GIVEN RECORDS
>> START
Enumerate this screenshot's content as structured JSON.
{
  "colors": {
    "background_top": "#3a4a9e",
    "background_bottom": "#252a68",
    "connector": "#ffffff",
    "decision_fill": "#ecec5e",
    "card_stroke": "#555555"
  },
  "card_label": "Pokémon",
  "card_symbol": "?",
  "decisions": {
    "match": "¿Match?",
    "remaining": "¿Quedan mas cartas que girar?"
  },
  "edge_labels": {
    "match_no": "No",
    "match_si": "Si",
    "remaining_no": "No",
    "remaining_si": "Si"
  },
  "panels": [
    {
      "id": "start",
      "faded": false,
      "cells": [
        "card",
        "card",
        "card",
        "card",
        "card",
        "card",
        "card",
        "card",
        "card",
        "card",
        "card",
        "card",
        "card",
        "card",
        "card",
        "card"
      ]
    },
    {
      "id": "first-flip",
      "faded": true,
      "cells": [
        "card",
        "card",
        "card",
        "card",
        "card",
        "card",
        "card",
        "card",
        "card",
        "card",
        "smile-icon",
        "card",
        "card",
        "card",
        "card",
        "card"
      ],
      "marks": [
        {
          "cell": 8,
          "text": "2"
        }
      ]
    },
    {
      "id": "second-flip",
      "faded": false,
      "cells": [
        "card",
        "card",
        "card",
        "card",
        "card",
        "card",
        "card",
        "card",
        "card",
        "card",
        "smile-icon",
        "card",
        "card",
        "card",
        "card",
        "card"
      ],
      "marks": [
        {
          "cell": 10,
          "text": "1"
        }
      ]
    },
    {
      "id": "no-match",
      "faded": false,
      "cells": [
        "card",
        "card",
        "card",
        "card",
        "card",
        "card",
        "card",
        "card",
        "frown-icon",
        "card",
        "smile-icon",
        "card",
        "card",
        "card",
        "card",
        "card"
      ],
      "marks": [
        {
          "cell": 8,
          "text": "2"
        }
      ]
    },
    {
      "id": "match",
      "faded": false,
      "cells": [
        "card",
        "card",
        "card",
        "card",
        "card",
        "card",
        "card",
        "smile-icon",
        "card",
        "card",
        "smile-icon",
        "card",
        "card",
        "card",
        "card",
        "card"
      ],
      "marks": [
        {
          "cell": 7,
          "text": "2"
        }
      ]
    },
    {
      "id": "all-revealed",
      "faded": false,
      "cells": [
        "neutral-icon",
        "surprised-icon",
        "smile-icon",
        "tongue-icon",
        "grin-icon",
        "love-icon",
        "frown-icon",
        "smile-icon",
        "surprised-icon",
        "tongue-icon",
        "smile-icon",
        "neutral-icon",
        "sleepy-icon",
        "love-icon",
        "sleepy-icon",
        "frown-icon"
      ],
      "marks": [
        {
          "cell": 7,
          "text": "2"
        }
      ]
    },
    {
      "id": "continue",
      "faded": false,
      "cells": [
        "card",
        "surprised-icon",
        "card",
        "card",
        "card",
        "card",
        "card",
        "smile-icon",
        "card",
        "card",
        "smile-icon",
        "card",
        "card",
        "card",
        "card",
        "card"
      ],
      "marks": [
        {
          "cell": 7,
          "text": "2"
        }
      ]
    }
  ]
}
>> END
GOAL OF THE EXERCISE
Copy all of the data. Keep every word exactly as it is.

SOLVED PROBLEM
Enumerate this screenshot's content as structured JSON.
{
  "colors": {
    "background_top": "#3a4a9e",
    "background_bottom": "#252a68",
    "connector": "#ffffff",
    "decision_fill": "#ecec5e",
    "card_stroke": "#555555"
  },
  "card_label": "Pokémon",
  "card_symbol": "?",
  "decisions": {
    "match": "¿Match?",
    "remaining": "¿Quedan mas cartas que girar?"
  },
  "edge_labels": {
    "match_no": "No",
    "match_si": "Si",
    "remaining_no": "No",
    "remaining_si": "Si"
  },
  "panels": [
    {
      "id": "start",
      "faded": false,
      "cells": [
        "card",
        "card",
        "card",
        "card",
        "card",
        "card",
        "card",
        "card",
        "card",
        "card",
        "card",
        "card",
        "card",
        "card",
        "card",
        "card"
      ]
    },
    {
      "id": "first-flip",
      "faded": true,
      "cells": [
        "card",
        "card",
        "card",
        "card",
        "card",
        "card",
        "card",
        "card",
        "card",
        "card",
        "smile-icon",
        "card",
        "card",
        "card",
        "card",
        "card"
      ],
      "marks": [
        {
          "cell": 8,
          "text": "2"
        }
      ]
    },
    {
      "id": "second-flip",
      "faded": false,
      "cells": [
        "card",
        "card",
        "card",
        "card",
        "card",
        "card",
        "card",
        "card",
        "card",
        "card",
        "smile-icon",
        "card",
        "card",
        "card",
        "card",
        "card"
      ],
      "marks": [
        {
          "cell": 10,
          "text": "1"
        }
      ]
    },
    {
      "id": "no-match",
      "faded": false,
      "cells": [
        "card",
        "card",
        "card",
        "card",
        "card",
        "card",
        "card",
        "card",
        "frown-icon",
        "card",
        "smile-icon",
        "card",
        "card",
        "card",
        "card",
        "card"
      ],
      "marks": [
        {
          "cell": 8,
          "text": "2"
        }
      ]
    },
    {
      "id": "match",
      "faded": false,
      "cells": [
        "card",
        "card",
        "card",
        "card",
        "card",
        "card",
        "card",
        "smile-icon",
        "card",
        "card",
        "smile-icon",
        "card",
        "card",
        "card",
        "card",
        "card"
      ],
      "marks": [
        {
          "cell": 7,
          "text": "2"
        }
      ]
    },
    {
      "id": "all-revealed",
      "faded": false,
      "cells": [
        "neutral-icon",
        "surprised-icon",
        "smile-icon",
        "tongue-icon",
        "grin-icon",
        "love-icon",
        "frown-icon",
        "smile-icon",
        "surprised-icon",
        "tongue-icon",
        "smile-icon",
        "neutral-icon",
        "sleepy-icon",
        "love-icon",
        "sleepy-icon",
        "frown-icon"
      ],
      "marks": [
        {
          "cell": 7,
          "text": "2"
        }
      ]
    },
    {
      "id": "continue",
      "faded": false,
      "cells": [
        "card",
        "surprised-icon",
        "card",
        "card",
        "card",
        "card",
        "card",
        "smile-icon",
        "card",
        "card",
        "smile-icon",
        "card",
        "card",
        "card",
        "card",
        "card"
      ],
      "marks": [
        {
          "cell": 7,
          "text": "2"
        }
      ]
    }
  ]
}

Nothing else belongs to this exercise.